PROBLEM TO WORK ON> Copy the lines from the one containing "94, 924, 104]" to the one containing "181, 302, 191]", substituting "point-alive" for each "point-live" and keeping everything else the same.

RECORD LIST>
##########

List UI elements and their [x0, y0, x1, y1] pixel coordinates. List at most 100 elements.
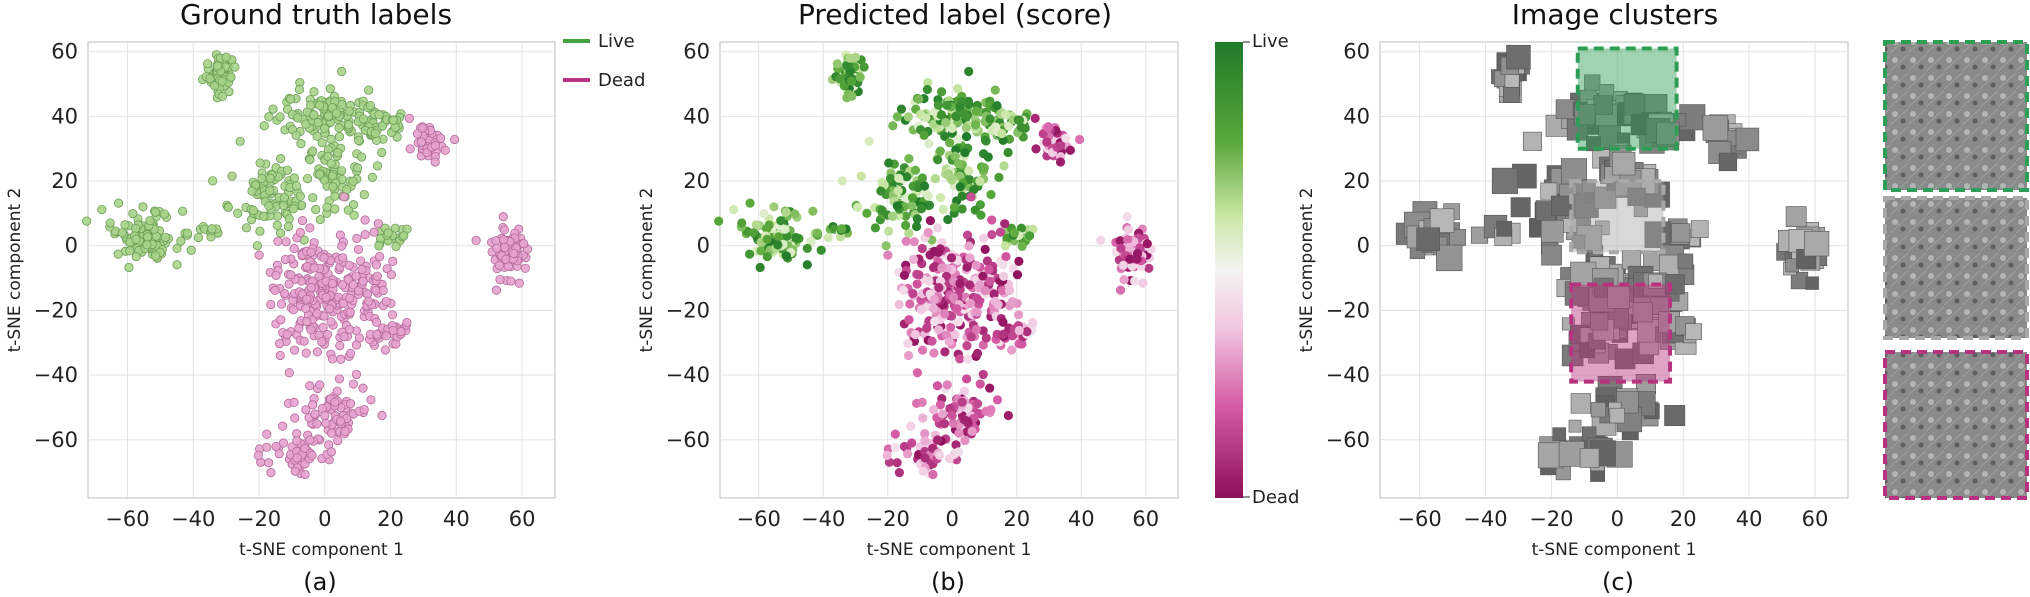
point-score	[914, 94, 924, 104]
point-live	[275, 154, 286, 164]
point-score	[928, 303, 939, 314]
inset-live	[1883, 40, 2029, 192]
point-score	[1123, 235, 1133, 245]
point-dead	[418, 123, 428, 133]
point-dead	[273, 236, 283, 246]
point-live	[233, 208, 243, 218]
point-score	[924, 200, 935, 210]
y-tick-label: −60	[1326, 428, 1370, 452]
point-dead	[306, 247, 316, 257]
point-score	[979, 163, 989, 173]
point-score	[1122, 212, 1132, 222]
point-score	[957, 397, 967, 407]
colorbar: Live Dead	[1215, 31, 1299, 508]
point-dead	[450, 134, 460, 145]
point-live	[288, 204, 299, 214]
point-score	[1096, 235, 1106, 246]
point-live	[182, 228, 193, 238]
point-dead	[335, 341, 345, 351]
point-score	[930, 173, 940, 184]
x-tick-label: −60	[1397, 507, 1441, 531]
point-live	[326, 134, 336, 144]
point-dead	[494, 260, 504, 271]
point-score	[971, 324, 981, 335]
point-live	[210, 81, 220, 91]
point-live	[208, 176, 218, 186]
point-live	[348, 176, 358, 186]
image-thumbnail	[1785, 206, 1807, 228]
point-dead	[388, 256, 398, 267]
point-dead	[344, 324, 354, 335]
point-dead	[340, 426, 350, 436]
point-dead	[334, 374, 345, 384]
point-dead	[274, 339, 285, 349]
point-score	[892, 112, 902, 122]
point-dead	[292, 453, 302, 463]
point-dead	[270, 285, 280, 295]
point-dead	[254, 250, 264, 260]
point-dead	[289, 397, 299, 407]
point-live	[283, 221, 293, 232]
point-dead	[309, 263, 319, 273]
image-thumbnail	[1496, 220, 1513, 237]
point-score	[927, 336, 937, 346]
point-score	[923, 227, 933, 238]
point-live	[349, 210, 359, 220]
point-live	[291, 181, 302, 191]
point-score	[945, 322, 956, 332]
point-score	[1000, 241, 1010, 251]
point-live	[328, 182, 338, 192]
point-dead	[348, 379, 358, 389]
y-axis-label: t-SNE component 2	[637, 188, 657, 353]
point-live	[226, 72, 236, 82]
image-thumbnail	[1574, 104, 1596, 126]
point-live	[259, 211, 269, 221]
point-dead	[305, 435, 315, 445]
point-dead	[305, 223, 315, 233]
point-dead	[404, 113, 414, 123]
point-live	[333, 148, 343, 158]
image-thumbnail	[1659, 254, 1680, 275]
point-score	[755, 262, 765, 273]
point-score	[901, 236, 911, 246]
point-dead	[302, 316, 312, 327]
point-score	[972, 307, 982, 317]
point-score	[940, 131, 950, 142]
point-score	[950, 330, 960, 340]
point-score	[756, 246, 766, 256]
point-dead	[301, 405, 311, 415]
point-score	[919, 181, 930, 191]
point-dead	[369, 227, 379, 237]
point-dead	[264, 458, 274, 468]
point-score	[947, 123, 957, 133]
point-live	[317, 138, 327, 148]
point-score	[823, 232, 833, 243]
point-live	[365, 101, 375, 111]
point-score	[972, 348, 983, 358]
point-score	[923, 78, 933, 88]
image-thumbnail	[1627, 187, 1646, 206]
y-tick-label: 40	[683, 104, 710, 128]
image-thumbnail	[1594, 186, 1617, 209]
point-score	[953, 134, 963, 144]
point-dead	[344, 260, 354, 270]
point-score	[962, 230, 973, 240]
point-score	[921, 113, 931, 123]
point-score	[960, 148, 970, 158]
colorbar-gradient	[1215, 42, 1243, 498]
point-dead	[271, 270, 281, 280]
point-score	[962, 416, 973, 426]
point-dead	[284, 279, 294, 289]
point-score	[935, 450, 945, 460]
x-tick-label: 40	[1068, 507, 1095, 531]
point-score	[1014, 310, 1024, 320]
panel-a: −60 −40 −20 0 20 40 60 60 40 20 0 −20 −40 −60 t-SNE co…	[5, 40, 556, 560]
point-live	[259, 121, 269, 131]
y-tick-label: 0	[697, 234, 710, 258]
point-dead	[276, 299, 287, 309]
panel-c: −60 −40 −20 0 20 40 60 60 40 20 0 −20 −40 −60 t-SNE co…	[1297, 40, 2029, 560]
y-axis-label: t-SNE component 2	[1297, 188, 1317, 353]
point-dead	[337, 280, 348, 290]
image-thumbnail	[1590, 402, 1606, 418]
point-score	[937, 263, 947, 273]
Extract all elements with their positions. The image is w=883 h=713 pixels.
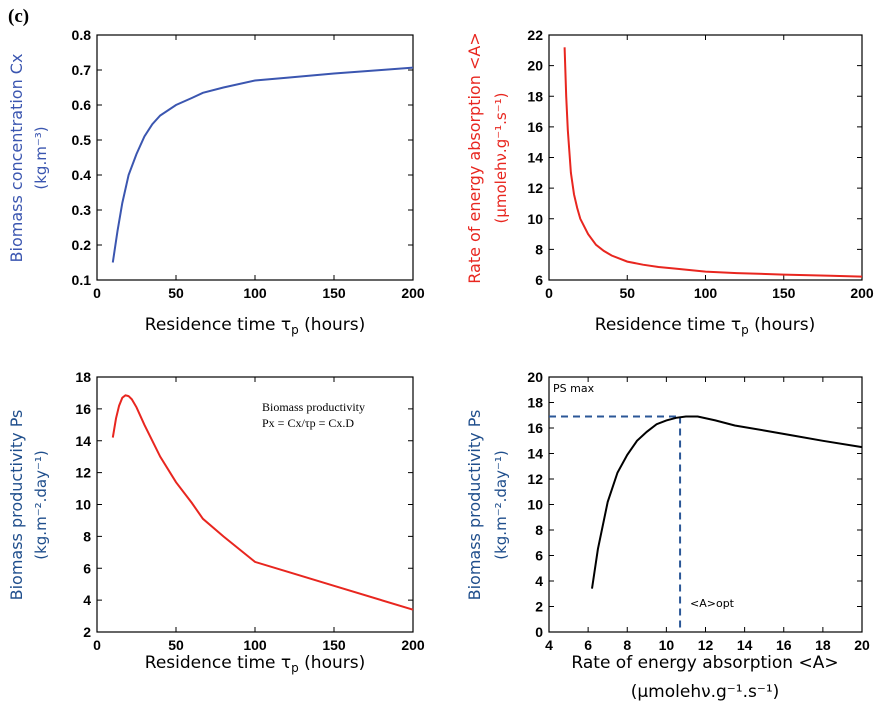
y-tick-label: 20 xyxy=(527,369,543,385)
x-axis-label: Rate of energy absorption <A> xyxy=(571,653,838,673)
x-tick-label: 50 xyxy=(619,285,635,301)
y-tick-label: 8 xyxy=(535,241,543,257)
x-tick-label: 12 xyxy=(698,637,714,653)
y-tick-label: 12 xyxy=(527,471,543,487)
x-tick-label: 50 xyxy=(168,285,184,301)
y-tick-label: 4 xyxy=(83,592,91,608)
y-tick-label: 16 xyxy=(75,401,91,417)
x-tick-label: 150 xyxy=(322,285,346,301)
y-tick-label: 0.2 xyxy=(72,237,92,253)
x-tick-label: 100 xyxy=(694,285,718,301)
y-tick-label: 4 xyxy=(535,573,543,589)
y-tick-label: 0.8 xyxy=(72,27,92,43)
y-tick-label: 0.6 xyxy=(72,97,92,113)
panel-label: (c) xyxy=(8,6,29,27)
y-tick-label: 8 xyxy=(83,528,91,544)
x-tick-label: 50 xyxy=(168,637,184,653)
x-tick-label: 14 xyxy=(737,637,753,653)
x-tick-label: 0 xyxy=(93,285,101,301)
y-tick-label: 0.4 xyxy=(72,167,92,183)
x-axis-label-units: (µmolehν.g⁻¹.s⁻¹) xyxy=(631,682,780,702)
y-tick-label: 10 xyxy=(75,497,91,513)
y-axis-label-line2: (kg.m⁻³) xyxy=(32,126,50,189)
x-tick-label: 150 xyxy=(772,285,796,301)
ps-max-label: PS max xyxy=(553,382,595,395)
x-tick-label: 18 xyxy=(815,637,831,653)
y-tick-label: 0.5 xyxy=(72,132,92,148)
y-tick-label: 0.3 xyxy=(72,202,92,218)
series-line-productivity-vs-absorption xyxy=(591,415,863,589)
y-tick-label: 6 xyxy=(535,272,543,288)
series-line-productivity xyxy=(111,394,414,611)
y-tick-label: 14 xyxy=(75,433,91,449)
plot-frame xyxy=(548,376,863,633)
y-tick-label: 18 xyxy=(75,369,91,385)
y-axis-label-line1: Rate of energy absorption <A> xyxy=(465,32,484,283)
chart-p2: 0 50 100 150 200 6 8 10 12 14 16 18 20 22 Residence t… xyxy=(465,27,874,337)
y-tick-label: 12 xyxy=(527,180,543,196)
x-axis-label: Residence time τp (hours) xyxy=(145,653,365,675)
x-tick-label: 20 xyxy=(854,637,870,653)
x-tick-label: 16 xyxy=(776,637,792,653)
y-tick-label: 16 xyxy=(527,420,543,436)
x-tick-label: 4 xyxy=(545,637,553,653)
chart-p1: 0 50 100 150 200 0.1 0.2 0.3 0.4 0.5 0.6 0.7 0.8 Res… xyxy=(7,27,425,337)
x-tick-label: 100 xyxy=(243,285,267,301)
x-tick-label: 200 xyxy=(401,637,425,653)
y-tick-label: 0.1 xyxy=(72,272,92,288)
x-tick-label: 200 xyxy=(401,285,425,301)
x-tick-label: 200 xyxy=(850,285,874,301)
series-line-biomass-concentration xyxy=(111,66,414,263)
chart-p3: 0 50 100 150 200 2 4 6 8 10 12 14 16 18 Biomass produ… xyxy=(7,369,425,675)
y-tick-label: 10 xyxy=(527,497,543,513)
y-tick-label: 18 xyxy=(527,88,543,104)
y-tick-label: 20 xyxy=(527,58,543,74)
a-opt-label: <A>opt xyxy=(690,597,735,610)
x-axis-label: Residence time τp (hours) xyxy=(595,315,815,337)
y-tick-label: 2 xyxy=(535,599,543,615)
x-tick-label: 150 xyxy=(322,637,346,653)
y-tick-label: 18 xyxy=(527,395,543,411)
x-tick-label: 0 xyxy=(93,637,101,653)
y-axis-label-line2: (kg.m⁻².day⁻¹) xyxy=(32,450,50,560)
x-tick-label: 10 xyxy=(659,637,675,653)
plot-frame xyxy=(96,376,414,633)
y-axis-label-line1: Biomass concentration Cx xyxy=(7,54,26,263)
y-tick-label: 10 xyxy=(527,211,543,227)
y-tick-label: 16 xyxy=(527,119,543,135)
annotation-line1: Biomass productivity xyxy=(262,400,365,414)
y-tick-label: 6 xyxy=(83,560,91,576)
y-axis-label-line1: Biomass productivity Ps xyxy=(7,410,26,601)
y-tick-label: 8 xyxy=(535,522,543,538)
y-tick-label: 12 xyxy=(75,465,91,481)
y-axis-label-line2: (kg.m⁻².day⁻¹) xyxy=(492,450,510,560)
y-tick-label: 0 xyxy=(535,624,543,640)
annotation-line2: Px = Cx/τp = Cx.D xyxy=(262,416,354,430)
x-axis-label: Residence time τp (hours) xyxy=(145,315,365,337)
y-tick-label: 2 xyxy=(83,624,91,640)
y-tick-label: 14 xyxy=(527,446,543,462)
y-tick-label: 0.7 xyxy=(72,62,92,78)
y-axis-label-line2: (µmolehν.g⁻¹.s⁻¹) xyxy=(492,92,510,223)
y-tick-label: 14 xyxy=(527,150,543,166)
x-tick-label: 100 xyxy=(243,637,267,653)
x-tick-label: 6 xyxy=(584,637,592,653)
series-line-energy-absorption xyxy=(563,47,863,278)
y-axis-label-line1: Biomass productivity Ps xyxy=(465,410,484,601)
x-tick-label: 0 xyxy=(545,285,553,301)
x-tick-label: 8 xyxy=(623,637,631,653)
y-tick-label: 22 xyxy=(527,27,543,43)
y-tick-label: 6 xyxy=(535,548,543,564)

##########

ANSWER>
point-score	[914, 94, 924, 104]
point-alive	[275, 154, 286, 164]
point-score	[928, 303, 939, 314]
inset-live	[1883, 40, 2029, 192]
point-score	[1123, 235, 1133, 245]
point-dead	[418, 123, 428, 133]
point-dead	[273, 236, 283, 246]
point-alive	[233, 208, 243, 218]
point-score	[924, 200, 935, 210]
y-tick-label: −60	[1326, 428, 1370, 452]
point-dead	[306, 247, 316, 257]
point-score	[979, 163, 989, 173]
point-score	[1122, 212, 1132, 222]
point-score	[957, 397, 967, 407]
colorbar: Live Dead	[1215, 31, 1299, 508]
point-dead	[450, 134, 460, 145]
point-alive	[288, 204, 299, 214]
point-score	[1096, 235, 1106, 246]
point-alive	[182, 228, 193, 238]
point-dead	[335, 341, 345, 351]
point-score	[930, 173, 940, 184]
x-tick-label: −60	[1397, 507, 1441, 531]
point-alive	[326, 134, 336, 144]
point-dead	[494, 260, 504, 271]
point-score	[971, 324, 981, 335]
point-alive	[210, 81, 220, 91]
point-alive	[208, 176, 218, 186]
point-alive	[348, 176, 358, 186]
image-thumbnail	[1785, 206, 1807, 228]
point-dead	[388, 256, 398, 267]
point-dead	[344, 324, 354, 335]
point-dead	[340, 426, 350, 436]
point-dead	[334, 374, 345, 384]
point-dead	[274, 339, 285, 349]
point-score	[892, 112, 902, 122]
point-dead	[292, 453, 302, 463]
point-dead	[270, 285, 280, 295]
point-dead	[254, 250, 264, 260]
point-dead	[289, 397, 299, 407]
point-alive	[283, 221, 293, 232]
point-dead	[309, 263, 319, 273]
image-thumbnail	[1496, 220, 1513, 237]
point-score	[927, 336, 937, 346]
point-score	[923, 227, 933, 238]
point-alive	[349, 210, 359, 220]
point-alive	[291, 181, 302, 191]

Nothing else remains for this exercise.